• [What needs to be done]:
Here are some records. Copy each one exactly.

• [Source records]:
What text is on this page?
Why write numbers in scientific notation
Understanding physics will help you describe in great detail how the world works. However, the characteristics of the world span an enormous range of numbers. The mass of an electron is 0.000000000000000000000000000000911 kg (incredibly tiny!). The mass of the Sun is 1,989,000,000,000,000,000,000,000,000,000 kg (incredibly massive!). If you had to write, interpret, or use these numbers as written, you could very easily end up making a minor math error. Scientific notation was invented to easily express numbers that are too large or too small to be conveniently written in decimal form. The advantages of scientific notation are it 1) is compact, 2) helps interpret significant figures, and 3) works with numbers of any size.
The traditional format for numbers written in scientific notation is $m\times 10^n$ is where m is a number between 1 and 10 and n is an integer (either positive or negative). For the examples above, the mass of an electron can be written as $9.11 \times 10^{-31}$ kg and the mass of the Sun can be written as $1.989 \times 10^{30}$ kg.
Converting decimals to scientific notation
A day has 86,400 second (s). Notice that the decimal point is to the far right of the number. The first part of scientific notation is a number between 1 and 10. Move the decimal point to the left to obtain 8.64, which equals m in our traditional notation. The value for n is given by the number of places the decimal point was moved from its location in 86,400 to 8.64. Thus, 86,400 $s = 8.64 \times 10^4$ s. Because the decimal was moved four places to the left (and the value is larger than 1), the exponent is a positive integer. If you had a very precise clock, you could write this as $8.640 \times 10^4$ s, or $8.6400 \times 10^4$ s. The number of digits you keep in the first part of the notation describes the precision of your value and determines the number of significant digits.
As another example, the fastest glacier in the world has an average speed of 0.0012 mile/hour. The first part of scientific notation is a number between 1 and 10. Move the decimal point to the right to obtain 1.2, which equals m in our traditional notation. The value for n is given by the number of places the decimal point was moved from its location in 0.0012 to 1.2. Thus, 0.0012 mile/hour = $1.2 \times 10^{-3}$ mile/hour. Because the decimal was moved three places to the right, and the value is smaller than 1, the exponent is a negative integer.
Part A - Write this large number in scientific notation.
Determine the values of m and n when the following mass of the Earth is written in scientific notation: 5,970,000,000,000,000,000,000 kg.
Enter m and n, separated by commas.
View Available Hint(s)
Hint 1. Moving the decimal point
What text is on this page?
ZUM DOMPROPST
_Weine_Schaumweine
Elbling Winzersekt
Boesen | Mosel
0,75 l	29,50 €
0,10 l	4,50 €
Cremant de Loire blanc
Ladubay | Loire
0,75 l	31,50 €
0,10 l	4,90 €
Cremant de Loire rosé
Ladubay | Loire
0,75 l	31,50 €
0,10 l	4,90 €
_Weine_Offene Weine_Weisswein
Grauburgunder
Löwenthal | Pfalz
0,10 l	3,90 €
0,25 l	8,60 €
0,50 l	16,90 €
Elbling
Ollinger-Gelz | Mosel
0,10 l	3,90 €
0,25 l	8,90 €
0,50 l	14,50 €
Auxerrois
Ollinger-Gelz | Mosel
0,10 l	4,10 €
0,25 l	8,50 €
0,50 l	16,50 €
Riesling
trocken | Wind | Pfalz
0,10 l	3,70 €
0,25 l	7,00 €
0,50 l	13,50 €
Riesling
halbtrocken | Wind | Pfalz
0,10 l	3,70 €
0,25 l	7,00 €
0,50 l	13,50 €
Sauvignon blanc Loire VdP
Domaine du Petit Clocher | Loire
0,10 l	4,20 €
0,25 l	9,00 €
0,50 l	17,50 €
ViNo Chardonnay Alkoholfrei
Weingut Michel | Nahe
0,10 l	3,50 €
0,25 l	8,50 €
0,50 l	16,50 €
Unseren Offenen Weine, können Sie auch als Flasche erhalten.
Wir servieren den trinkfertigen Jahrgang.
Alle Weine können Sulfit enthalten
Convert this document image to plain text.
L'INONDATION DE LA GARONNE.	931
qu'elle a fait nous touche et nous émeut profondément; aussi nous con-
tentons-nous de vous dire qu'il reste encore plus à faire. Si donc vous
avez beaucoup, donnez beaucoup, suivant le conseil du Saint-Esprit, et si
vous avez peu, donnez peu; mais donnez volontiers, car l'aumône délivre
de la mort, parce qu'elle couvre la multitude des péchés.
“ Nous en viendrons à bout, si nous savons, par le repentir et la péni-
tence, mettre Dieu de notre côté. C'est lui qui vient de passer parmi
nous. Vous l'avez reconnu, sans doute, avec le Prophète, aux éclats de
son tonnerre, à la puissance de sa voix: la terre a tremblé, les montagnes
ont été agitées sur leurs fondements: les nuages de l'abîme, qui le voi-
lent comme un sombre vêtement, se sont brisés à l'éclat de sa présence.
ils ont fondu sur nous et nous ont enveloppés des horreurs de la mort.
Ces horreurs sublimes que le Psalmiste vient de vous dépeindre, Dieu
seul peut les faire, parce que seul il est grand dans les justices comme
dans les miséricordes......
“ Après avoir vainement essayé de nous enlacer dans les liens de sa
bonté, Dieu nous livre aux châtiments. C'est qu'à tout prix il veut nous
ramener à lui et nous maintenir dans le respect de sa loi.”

• [Exercise result]:
What text is on this page?
Why write numbers in scientific notation
Understanding physics will help you describe in great detail how the world works. However, the characteristics of the world span an enormous range of numbers. The mass of an electron is 0.000000000000000000000000000000911 kg (incredibly tiny!). The mass of the Sun is 1,989,000,000,000,000,000,000,000,000,000 kg (incredibly massive!). If you had to write, interpret, or use these numbers as written, you could very easily end up making a minor math error. Scientific notation was invented to easily express numbers that are too large or too small to be conveniently written in decimal form. The advantages of scientific notation are it 1) is compact, 2) helps interpret significant figures, and 3) works with numbers of any size.
The traditional format for numbers written in scientific notation is $m\times 10^n$ is where m is a number between 1 and 10 and n is an integer (either positive or negative). For the examples above, the mass of an electron can be written as $9.11 \times 10^{-31}$ kg and the mass of the Sun can be written as $1.989 \times 10^{30}$ kg.
Converting decimals to scientific notation
A day has 86,400 second (s). Notice that the decimal point is to the far right of the number. The first part of scientific notation is a number between 1 and 10. Move the decimal point to the left to obtain 8.64, which equals m in our traditional notation. The value for n is given by the number of places the decimal point was moved from its location in 86,400 to 8.64. Thus, 86,400 $s = 8.64 \times 10^4$ s. Because the decimal was moved four places to the left (and the value is larger than 1), the exponent is a positive integer. If you had a very precise clock, you could write this as $8.640 \times 10^4$ s, or $8.6400 \times 10^4$ s. The number of digits you keep in the first part of the notation describes the precision of your value and determines the number of significant digits.
As another example, the fastest glacier in the world has an average speed of 0.0012 mile/hour. The first part of scientific notation is a number between 1 and 10. Move the decimal point to the right to obtain 1.2, which equals m in our traditional notation. The value for n is given by the number of places the decimal point was moved from its location in 0.0012 to 1.2. Thus, 0.0012 mile/hour = $1.2 \times 10^{-3}$ mile/hour. Because the decimal was moved three places to the right, and the value is smaller than 1, the exponent is a negative integer.
Part A - Write this large number in scientific notation.
Determine the values of m and n when the following mass of the Earth is written in scientific notation: 5,970,000,000,000,000,000,000 kg.
Enter m and n, separated by commas.
View Available Hint(s)
Hint 1. Moving the decimal point
What text is on this page?
ZUM DOMPROPST
_Weine_Schaumweine
Elbling Winzersekt
Boesen | Mosel
0,75 l	29,50 €
0,10 l	4,50 €
Cremant de Loire blanc
Ladubay | Loire
0,75 l	31,50 €
0,10 l	4,90 €
Cremant de Loire rosé
Ladubay | Loire
0,75 l	31,50 €
0,10 l	4,90 €
_Weine_Offene Weine_Weisswein
Grauburgunder
Löwenthal | Pfalz
0,10 l	3,90 €
0,25 l	8,60 €
0,50 l	16,90 €
Elbling
Ollinger-Gelz | Mosel
0,10 l	3,90 €
0,25 l	8,90 €
0,50 l	14,50 €
Auxerrois
Ollinger-Gelz | Mosel
0,10 l	4,10 €
0,25 l	8,50 €
0,50 l	16,50 €
Riesling
trocken | Wind | Pfalz
0,10 l	3,70 €
0,25 l	7,00 €
0,50 l	13,50 €
Riesling
halbtrocken | Wind | Pfalz
0,10 l	3,70 €
0,25 l	7,00 €
0,50 l	13,50 €
Sauvignon blanc Loire VdP
Domaine du Petit Clocher | Loire
0,10 l	4,20 €
0,25 l	9,00 €
0,50 l	17,50 €
ViNo Chardonnay Alkoholfrei
Weingut Michel | Nahe
0,10 l	3,50 €
0,25 l	8,50 €
0,50 l	16,50 €
Unseren Offenen Weine, können Sie auch als Flasche erhalten.
Wir servieren den trinkfertigen Jahrgang.
Alle Weine können Sulfit enthalten
Convert this document image to plain text.
L'INONDATION DE LA GARONNE.	931
qu'elle a fait nous touche et nous émeut profondément; aussi nous con-
tentons-nous de vous dire qu'il reste encore plus à faire. Si donc vous
avez beaucoup, donnez beaucoup, suivant le conseil du Saint-Esprit, et si
vous avez peu, donnez peu; mais donnez volontiers, car l'aumône délivre
de la mort, parce qu'elle couvre la multitude des péchés.
“ Nous en viendrons à bout, si nous savons, par le repentir et la péni-
tence, mettre Dieu de notre côté. C'est lui qui vient de passer parmi
nous. Vous l'avez reconnu, sans doute, avec le Prophète, aux éclats de
son tonnerre, à la puissance de sa voix: la terre a tremblé, les montagnes
ont été agitées sur leurs fondements: les nuages de l'abîme, qui le voi-
lent comme un sombre vêtement, se sont brisés à l'éclat de sa présence.
ils ont fondu sur nous et nous ont enveloppés des horreurs de la mort.
Ces horreurs sublimes que le Psalmiste vient de vous dépeindre, Dieu
seul peut les faire, parce que seul il est grand dans les justices comme
dans les miséricordes......
“ Après avoir vainement essayé de nous enlacer dans les liens de sa
bonté, Dieu nous livre aux châtiments. C'est qu'à tout prix il veut nous
ramener à lui et nous maintenir dans le respect de sa loi.”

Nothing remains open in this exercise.